* **Written instruction**
Scan the data that follows and count the lines with the string "Sleeve"; answer with the count alone.

======== Entries provided

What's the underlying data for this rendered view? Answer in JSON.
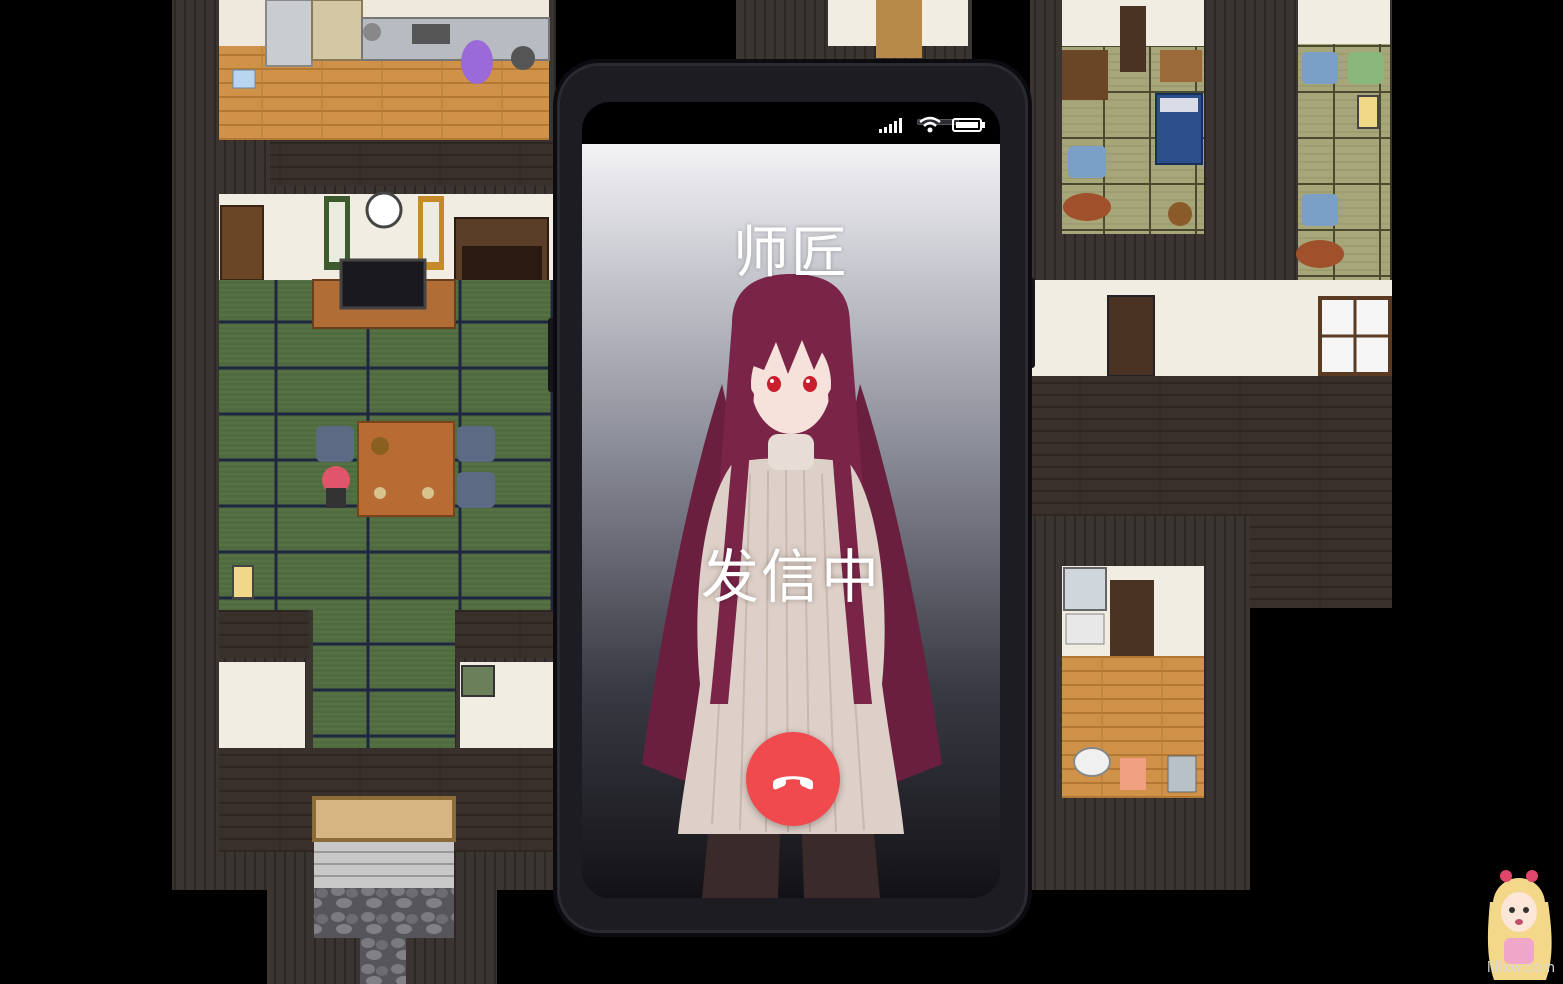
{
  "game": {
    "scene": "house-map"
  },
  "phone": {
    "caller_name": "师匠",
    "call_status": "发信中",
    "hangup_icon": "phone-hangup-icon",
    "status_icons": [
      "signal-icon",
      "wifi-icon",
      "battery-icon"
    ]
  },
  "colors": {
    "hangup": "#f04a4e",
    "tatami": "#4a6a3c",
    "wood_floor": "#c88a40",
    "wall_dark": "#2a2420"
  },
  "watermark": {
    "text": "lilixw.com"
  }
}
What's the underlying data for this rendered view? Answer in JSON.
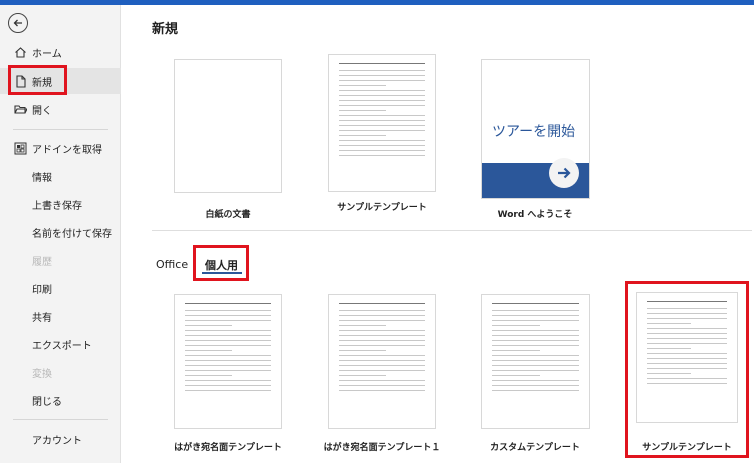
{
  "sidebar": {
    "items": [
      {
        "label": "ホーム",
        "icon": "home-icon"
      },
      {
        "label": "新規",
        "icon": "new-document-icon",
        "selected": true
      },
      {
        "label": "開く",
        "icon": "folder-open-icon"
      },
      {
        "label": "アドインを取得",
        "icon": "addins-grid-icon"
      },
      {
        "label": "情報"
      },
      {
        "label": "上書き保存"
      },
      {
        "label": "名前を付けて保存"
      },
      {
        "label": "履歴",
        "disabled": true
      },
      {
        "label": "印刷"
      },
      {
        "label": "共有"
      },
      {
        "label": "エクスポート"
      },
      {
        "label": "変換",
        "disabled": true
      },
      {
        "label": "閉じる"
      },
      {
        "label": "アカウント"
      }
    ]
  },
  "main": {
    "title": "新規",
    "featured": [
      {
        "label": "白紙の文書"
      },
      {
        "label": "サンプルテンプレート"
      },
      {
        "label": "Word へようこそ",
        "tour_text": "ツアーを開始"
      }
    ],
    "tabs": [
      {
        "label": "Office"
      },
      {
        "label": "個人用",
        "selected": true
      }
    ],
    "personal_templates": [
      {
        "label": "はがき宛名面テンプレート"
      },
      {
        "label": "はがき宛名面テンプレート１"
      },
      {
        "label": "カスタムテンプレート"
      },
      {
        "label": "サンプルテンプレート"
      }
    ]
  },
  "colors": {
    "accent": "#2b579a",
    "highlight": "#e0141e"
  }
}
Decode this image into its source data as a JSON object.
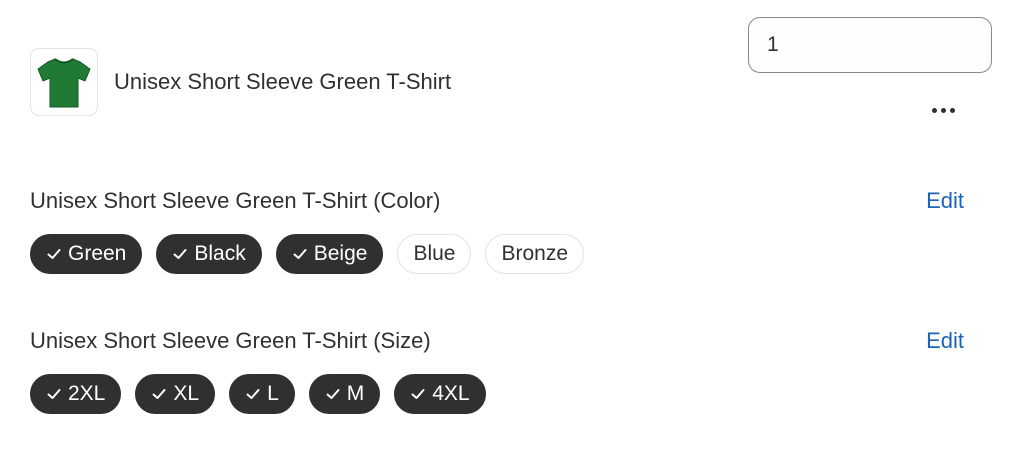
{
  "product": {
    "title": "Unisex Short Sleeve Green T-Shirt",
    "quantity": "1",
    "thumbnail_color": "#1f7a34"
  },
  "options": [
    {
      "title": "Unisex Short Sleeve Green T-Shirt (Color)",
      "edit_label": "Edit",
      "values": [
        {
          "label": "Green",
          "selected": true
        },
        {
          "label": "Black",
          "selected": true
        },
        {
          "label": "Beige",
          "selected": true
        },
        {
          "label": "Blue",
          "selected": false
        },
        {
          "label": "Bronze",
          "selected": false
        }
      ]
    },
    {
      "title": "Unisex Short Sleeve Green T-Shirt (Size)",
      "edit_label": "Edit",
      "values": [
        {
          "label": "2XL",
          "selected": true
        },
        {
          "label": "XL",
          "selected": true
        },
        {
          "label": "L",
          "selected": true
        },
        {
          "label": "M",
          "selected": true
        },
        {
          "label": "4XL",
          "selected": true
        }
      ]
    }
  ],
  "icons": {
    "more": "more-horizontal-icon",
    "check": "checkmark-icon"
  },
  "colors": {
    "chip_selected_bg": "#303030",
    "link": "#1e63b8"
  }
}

================

* **Result of the exercise**
3